Required work: Every line with the string "distribution" should be gathered.

Data listing:
◇ ◇ ◇ ◇ ◇ ◇ ◇

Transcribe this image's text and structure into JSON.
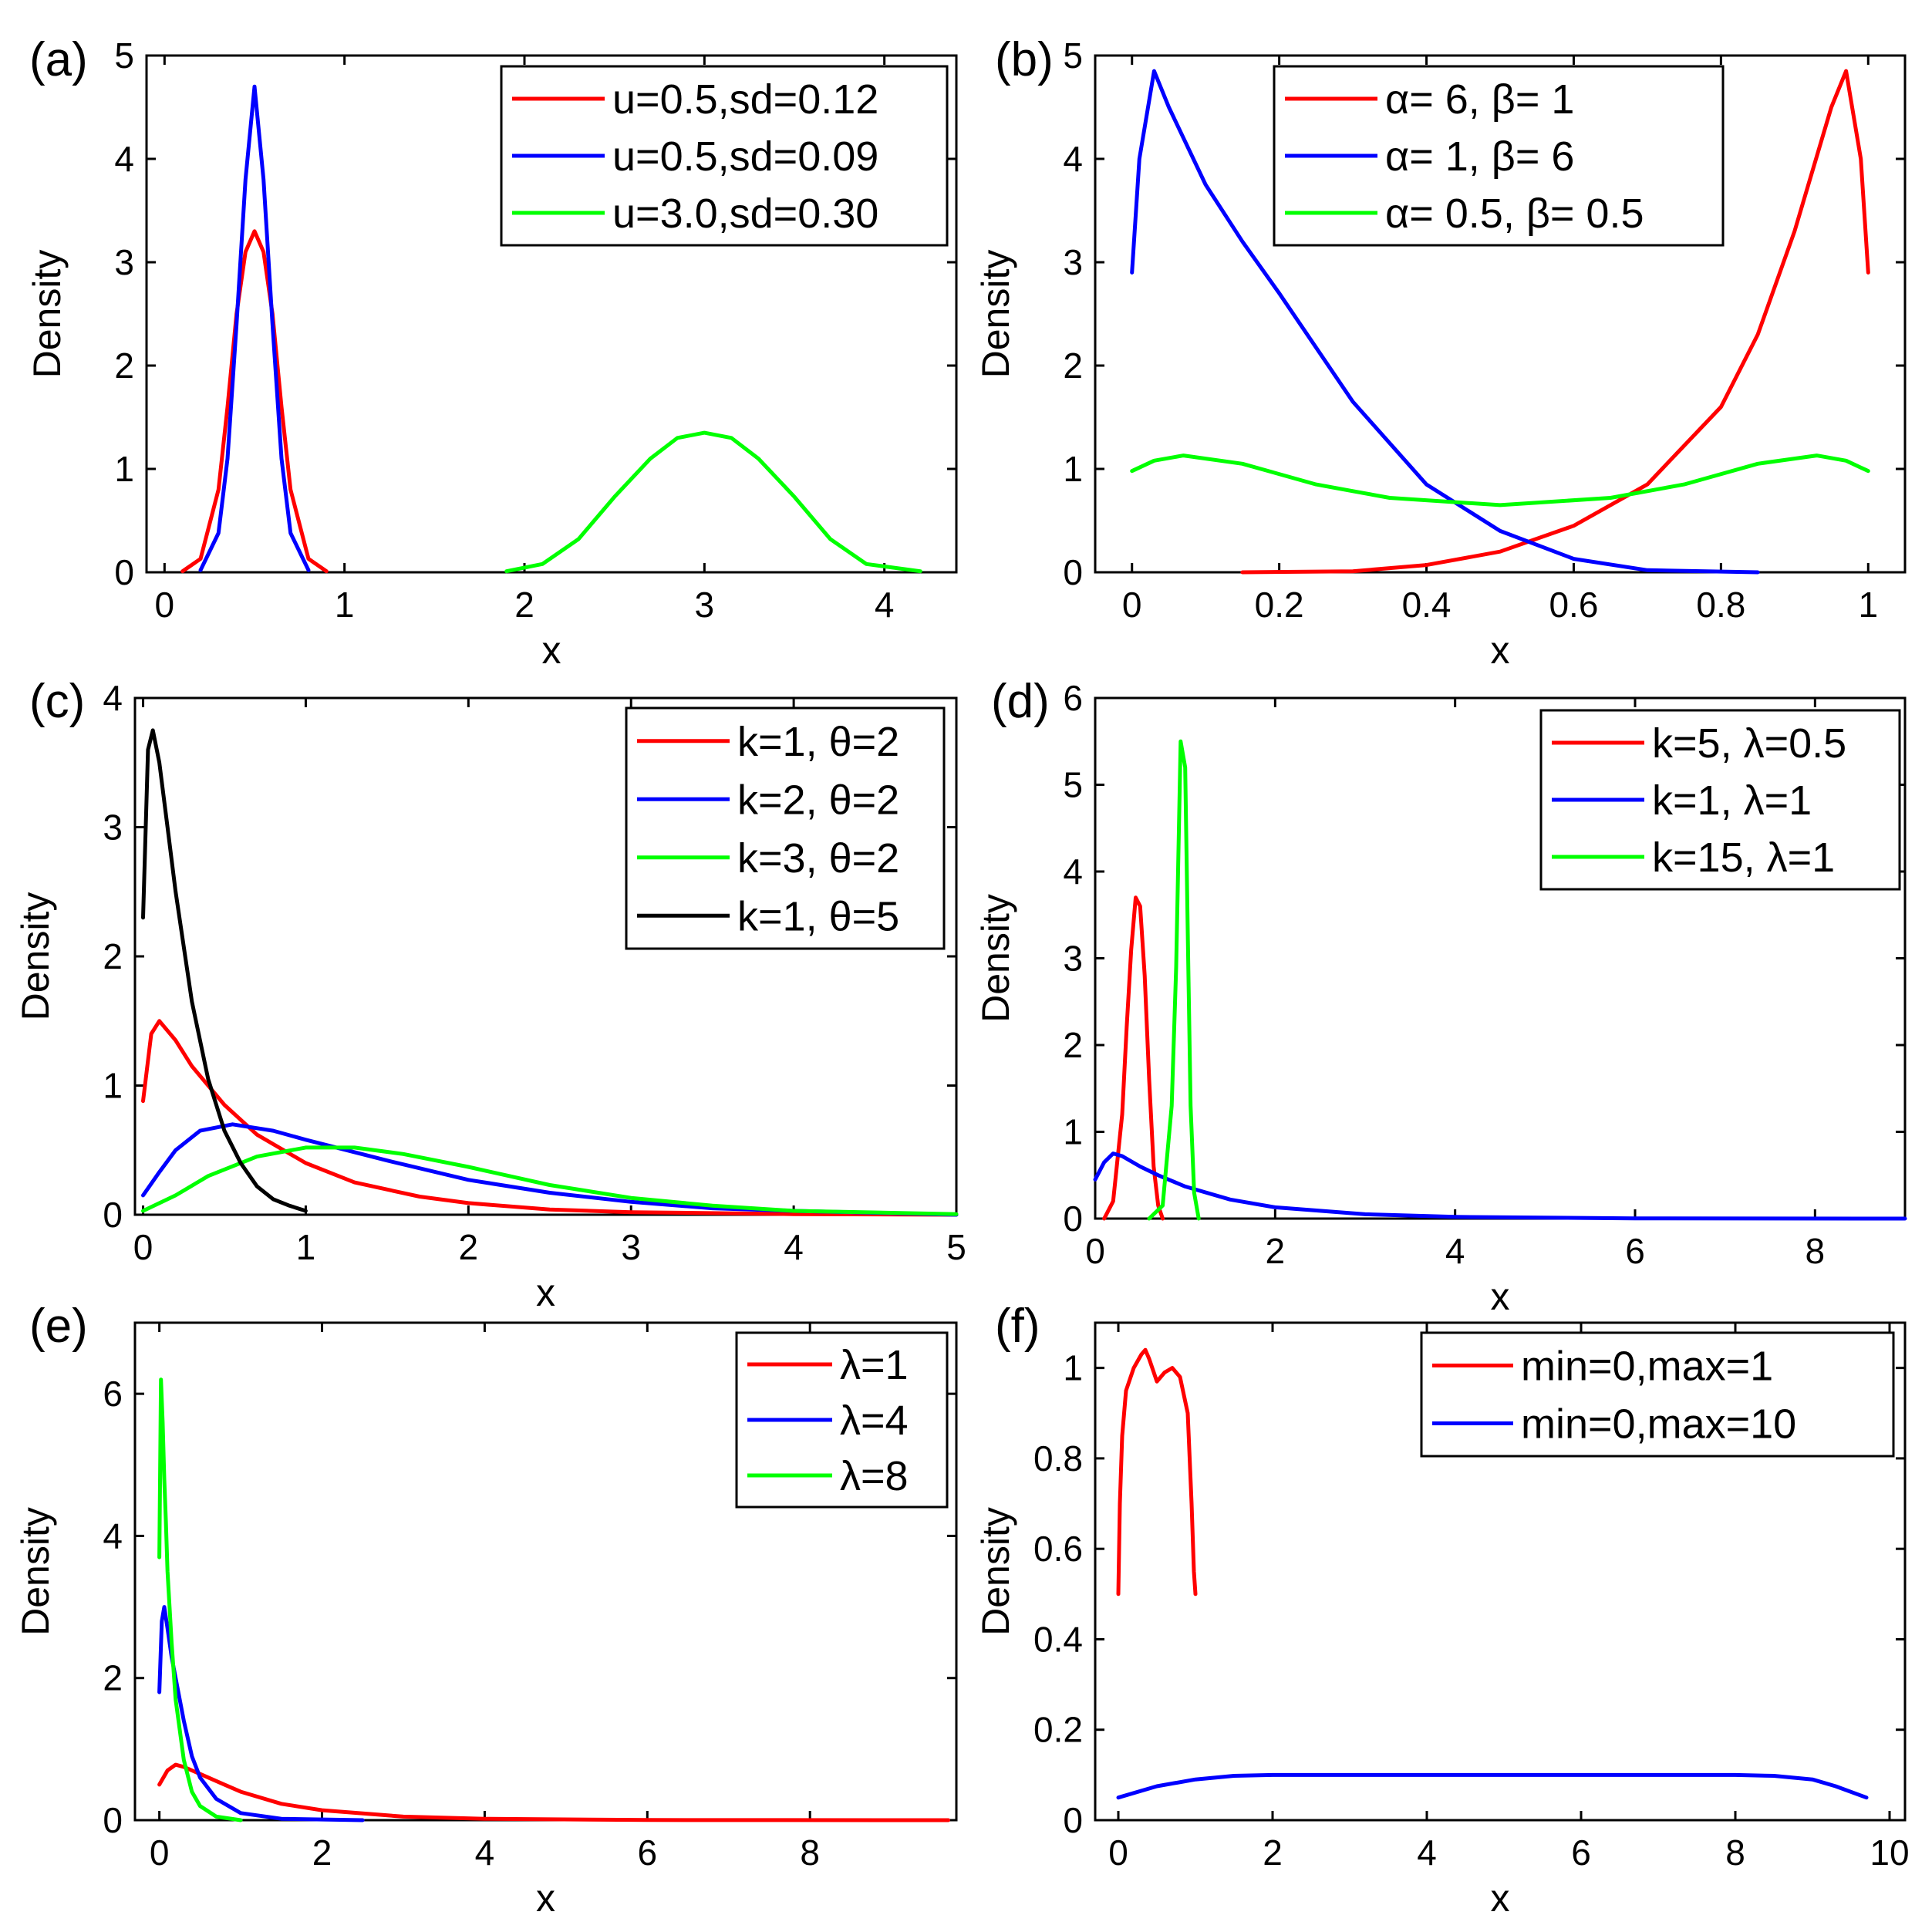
{
  "colors": {
    "red": "#ff0000",
    "blue": "#0000ff",
    "green": "#00ff00",
    "black": "#000000"
  },
  "chart_data": [
    {
      "panel": "(a)",
      "type": "line",
      "distribution": "normal",
      "xlabel": "x",
      "ylabel": "Density",
      "xlim": [
        -0.1,
        4.4
      ],
      "ylim": [
        0,
        5
      ],
      "xticks": [
        0,
        1,
        2,
        3,
        4
      ],
      "xtick_labels": [
        "0",
        "1",
        "2",
        "3",
        "4"
      ],
      "yticks": [
        0,
        1,
        2,
        3,
        4,
        5
      ],
      "ytick_labels": [
        "0",
        "1",
        "2",
        "3",
        "4",
        "5"
      ],
      "legend_position": "top-right",
      "series": [
        {
          "name": "u=0.5,sd=0.12",
          "color": "red",
          "x": [
            0.1,
            0.2,
            0.3,
            0.35,
            0.4,
            0.45,
            0.5,
            0.55,
            0.6,
            0.65,
            0.7,
            0.8,
            0.9
          ],
          "y": [
            0.01,
            0.13,
            0.8,
            1.6,
            2.5,
            3.1,
            3.3,
            3.1,
            2.5,
            1.6,
            0.8,
            0.13,
            0.01
          ]
        },
        {
          "name": "u=0.5,sd=0.09",
          "color": "blue",
          "x": [
            0.2,
            0.3,
            0.35,
            0.4,
            0.45,
            0.5,
            0.55,
            0.6,
            0.65,
            0.7,
            0.8
          ],
          "y": [
            0.02,
            0.38,
            1.1,
            2.4,
            3.8,
            4.7,
            3.8,
            2.4,
            1.1,
            0.38,
            0.02
          ]
        },
        {
          "name": "u=3.0,sd=0.30",
          "color": "green",
          "x": [
            1.9,
            2.1,
            2.3,
            2.5,
            2.7,
            2.85,
            3.0,
            3.15,
            3.3,
            3.5,
            3.7,
            3.9,
            4.2
          ],
          "y": [
            0.01,
            0.08,
            0.32,
            0.73,
            1.1,
            1.3,
            1.35,
            1.3,
            1.1,
            0.73,
            0.32,
            0.08,
            0.01
          ]
        }
      ]
    },
    {
      "panel": "(b)",
      "type": "line",
      "distribution": "beta",
      "xlabel": "x",
      "ylabel": "Density",
      "xlim": [
        -0.05,
        1.05
      ],
      "ylim": [
        0,
        5
      ],
      "xticks": [
        0,
        0.2,
        0.4,
        0.6,
        0.8,
        1
      ],
      "xtick_labels": [
        "0",
        "0.2",
        "0.4",
        "0.6",
        "0.8",
        "1"
      ],
      "yticks": [
        0,
        1,
        2,
        3,
        4,
        5
      ],
      "ytick_labels": [
        "0",
        "1",
        "2",
        "3",
        "4",
        "5"
      ],
      "legend_position": "top-center",
      "series": [
        {
          "name": "α= 6, β= 1",
          "color": "red",
          "x": [
            0.15,
            0.3,
            0.4,
            0.5,
            0.6,
            0.7,
            0.8,
            0.85,
            0.9,
            0.95,
            0.97,
            0.99,
            1.0
          ],
          "y": [
            0.0,
            0.01,
            0.07,
            0.2,
            0.45,
            0.85,
            1.6,
            2.3,
            3.3,
            4.5,
            4.85,
            4.0,
            2.9
          ]
        },
        {
          "name": "α= 1, β= 6",
          "color": "blue",
          "x": [
            0.0,
            0.01,
            0.03,
            0.05,
            0.1,
            0.15,
            0.2,
            0.3,
            0.4,
            0.5,
            0.6,
            0.7,
            0.85
          ],
          "y": [
            2.9,
            4.0,
            4.85,
            4.5,
            3.75,
            3.2,
            2.7,
            1.65,
            0.85,
            0.4,
            0.13,
            0.02,
            0.0
          ]
        },
        {
          "name": "α= 0.5, β= 0.5",
          "color": "green",
          "x": [
            0.0,
            0.03,
            0.07,
            0.15,
            0.25,
            0.35,
            0.5,
            0.65,
            0.75,
            0.85,
            0.93,
            0.97,
            1.0
          ],
          "y": [
            0.98,
            1.08,
            1.13,
            1.05,
            0.85,
            0.72,
            0.65,
            0.72,
            0.85,
            1.05,
            1.13,
            1.08,
            0.98
          ]
        }
      ]
    },
    {
      "panel": "(c)",
      "type": "line",
      "distribution": "gamma",
      "xlabel": "x",
      "ylabel": "Density",
      "xlim": [
        -0.05,
        5
      ],
      "ylim": [
        0,
        4
      ],
      "xticks": [
        0,
        1,
        2,
        3,
        4,
        5
      ],
      "xtick_labels": [
        "0",
        "1",
        "2",
        "3",
        "4",
        "5"
      ],
      "yticks": [
        0,
        1,
        2,
        3,
        4
      ],
      "ytick_labels": [
        "0",
        "1",
        "2",
        "3",
        "4"
      ],
      "legend_position": "top-right",
      "series": [
        {
          "name": "k=1, θ=2",
          "color": "red",
          "x": [
            0.0,
            0.05,
            0.1,
            0.2,
            0.3,
            0.5,
            0.7,
            1.0,
            1.3,
            1.7,
            2.0,
            2.5,
            3.0,
            4.0,
            5.0
          ],
          "y": [
            0.88,
            1.4,
            1.5,
            1.35,
            1.15,
            0.85,
            0.62,
            0.4,
            0.25,
            0.14,
            0.09,
            0.04,
            0.02,
            0.005,
            0.0
          ]
        },
        {
          "name": "k=2, θ=2",
          "color": "blue",
          "x": [
            0.0,
            0.1,
            0.2,
            0.35,
            0.55,
            0.8,
            1.0,
            1.5,
            2.0,
            2.5,
            3.0,
            3.5,
            4.0,
            5.0
          ],
          "y": [
            0.15,
            0.33,
            0.5,
            0.65,
            0.7,
            0.65,
            0.58,
            0.42,
            0.27,
            0.17,
            0.1,
            0.05,
            0.03,
            0.0
          ]
        },
        {
          "name": "k=3, θ=2",
          "color": "green",
          "x": [
            0.0,
            0.2,
            0.4,
            0.7,
            1.0,
            1.3,
            1.6,
            2.0,
            2.5,
            3.0,
            3.5,
            4.0,
            5.0
          ],
          "y": [
            0.03,
            0.15,
            0.3,
            0.45,
            0.52,
            0.52,
            0.47,
            0.37,
            0.23,
            0.13,
            0.07,
            0.03,
            0.005
          ]
        },
        {
          "name": "k=1, θ=5",
          "color": "black",
          "x": [
            0.0,
            0.03,
            0.06,
            0.1,
            0.15,
            0.2,
            0.3,
            0.4,
            0.5,
            0.6,
            0.7,
            0.8,
            0.9,
            1.0
          ],
          "y": [
            2.3,
            3.6,
            3.75,
            3.5,
            3.0,
            2.5,
            1.65,
            1.05,
            0.65,
            0.4,
            0.22,
            0.12,
            0.07,
            0.03
          ]
        }
      ]
    },
    {
      "panel": "(d)",
      "type": "line",
      "distribution": "weibull",
      "xlabel": "x",
      "ylabel": "Density",
      "xlim": [
        0,
        9
      ],
      "ylim": [
        0,
        6
      ],
      "xticks": [
        0,
        2,
        4,
        6,
        8
      ],
      "xtick_labels": [
        "0",
        "2",
        "4",
        "6",
        "8"
      ],
      "yticks": [
        0,
        1,
        2,
        3,
        4,
        5,
        6
      ],
      "ytick_labels": [
        "0",
        "1",
        "2",
        "3",
        "4",
        "5",
        "6"
      ],
      "legend_position": "top-right",
      "series": [
        {
          "name": "k=5, λ=0.5",
          "color": "red",
          "x": [
            0.1,
            0.2,
            0.3,
            0.35,
            0.4,
            0.45,
            0.5,
            0.55,
            0.6,
            0.65,
            0.7,
            0.75
          ],
          "y": [
            0.0,
            0.2,
            1.2,
            2.2,
            3.1,
            3.7,
            3.6,
            2.8,
            1.6,
            0.6,
            0.15,
            0.0
          ]
        },
        {
          "name": "k=1, λ=1",
          "color": "blue",
          "x": [
            0.0,
            0.1,
            0.2,
            0.3,
            0.5,
            0.7,
            1.0,
            1.5,
            2.0,
            3.0,
            4.0,
            6.0,
            9.0
          ],
          "y": [
            0.45,
            0.65,
            0.75,
            0.72,
            0.6,
            0.5,
            0.37,
            0.22,
            0.13,
            0.05,
            0.02,
            0.003,
            0.0
          ]
        },
        {
          "name": "k=15, λ=1",
          "color": "green",
          "x": [
            0.6,
            0.75,
            0.85,
            0.9,
            0.95,
            1.0,
            1.03,
            1.06,
            1.1,
            1.15
          ],
          "y": [
            0.0,
            0.15,
            1.3,
            2.9,
            5.5,
            5.2,
            3.2,
            1.3,
            0.3,
            0.0
          ]
        }
      ]
    },
    {
      "panel": "(e)",
      "type": "line",
      "distribution": "exponential",
      "xlabel": "x",
      "ylabel": "Density",
      "xlim": [
        -0.3,
        9.8
      ],
      "ylim": [
        0,
        7
      ],
      "xticks": [
        0,
        2,
        4,
        6,
        8
      ],
      "xtick_labels": [
        "0",
        "2",
        "4",
        "6",
        "8"
      ],
      "yticks": [
        0,
        2,
        4,
        6
      ],
      "ytick_labels": [
        "0",
        "2",
        "4",
        "6"
      ],
      "legend_position": "top-right",
      "series": [
        {
          "name": "λ=1",
          "color": "red",
          "x": [
            0.0,
            0.1,
            0.2,
            0.3,
            0.5,
            0.8,
            1.0,
            1.5,
            2.0,
            3.0,
            4.0,
            6.0,
            9.7
          ],
          "y": [
            0.5,
            0.7,
            0.78,
            0.75,
            0.65,
            0.5,
            0.4,
            0.23,
            0.14,
            0.05,
            0.02,
            0.002,
            0.0
          ]
        },
        {
          "name": "λ=4",
          "color": "blue",
          "x": [
            0.0,
            0.03,
            0.06,
            0.1,
            0.15,
            0.2,
            0.3,
            0.4,
            0.5,
            0.7,
            1.0,
            1.5,
            2.5
          ],
          "y": [
            1.8,
            2.8,
            3.0,
            2.7,
            2.3,
            2.0,
            1.4,
            0.9,
            0.6,
            0.3,
            0.1,
            0.02,
            0.0
          ]
        },
        {
          "name": "λ=8",
          "color": "green",
          "x": [
            0.0,
            0.02,
            0.04,
            0.06,
            0.08,
            0.1,
            0.15,
            0.2,
            0.3,
            0.4,
            0.5,
            0.7,
            1.0
          ],
          "y": [
            3.7,
            6.2,
            5.6,
            4.8,
            4.2,
            3.5,
            2.5,
            1.7,
            0.85,
            0.4,
            0.2,
            0.05,
            0.0
          ]
        }
      ]
    },
    {
      "panel": "(f)",
      "type": "line",
      "distribution": "uniform",
      "xlabel": "x",
      "ylabel": "Density",
      "xlim": [
        -0.3,
        10.2
      ],
      "ylim": [
        0,
        1.1
      ],
      "xticks": [
        0,
        2,
        4,
        6,
        8,
        10
      ],
      "xtick_labels": [
        "0",
        "2",
        "4",
        "6",
        "8",
        "10"
      ],
      "yticks": [
        0,
        0.2,
        0.4,
        0.6,
        0.8,
        1
      ],
      "ytick_labels": [
        "0",
        "0.2",
        "0.4",
        "0.6",
        "0.8",
        "1"
      ],
      "legend_position": "top-right",
      "series": [
        {
          "name": "min=0,max=1",
          "color": "red",
          "x": [
            0.0,
            0.02,
            0.05,
            0.1,
            0.2,
            0.3,
            0.35,
            0.4,
            0.5,
            0.6,
            0.7,
            0.8,
            0.9,
            0.95,
            0.98,
            1.0
          ],
          "y": [
            0.5,
            0.7,
            0.85,
            0.95,
            1.0,
            1.03,
            1.04,
            1.02,
            0.97,
            0.99,
            1.0,
            0.98,
            0.9,
            0.7,
            0.55,
            0.5
          ]
        },
        {
          "name": "min=0,max=10",
          "color": "blue",
          "x": [
            0.0,
            0.5,
            1.0,
            1.5,
            2.0,
            4.0,
            6.0,
            8.0,
            8.5,
            9.0,
            9.3,
            9.7
          ],
          "y": [
            0.05,
            0.075,
            0.09,
            0.098,
            0.1,
            0.1,
            0.1,
            0.1,
            0.098,
            0.09,
            0.075,
            0.05
          ]
        }
      ]
    }
  ]
}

◇ ◇ ◇ ◇ ◇ ◇ ◇

Output for this task:
      "distribution": "normal",
      "distribution": "beta",
      "distribution": "gamma",
      "distribution": "weibull",
      "distribution": "exponential",
      "distribution": "uniform",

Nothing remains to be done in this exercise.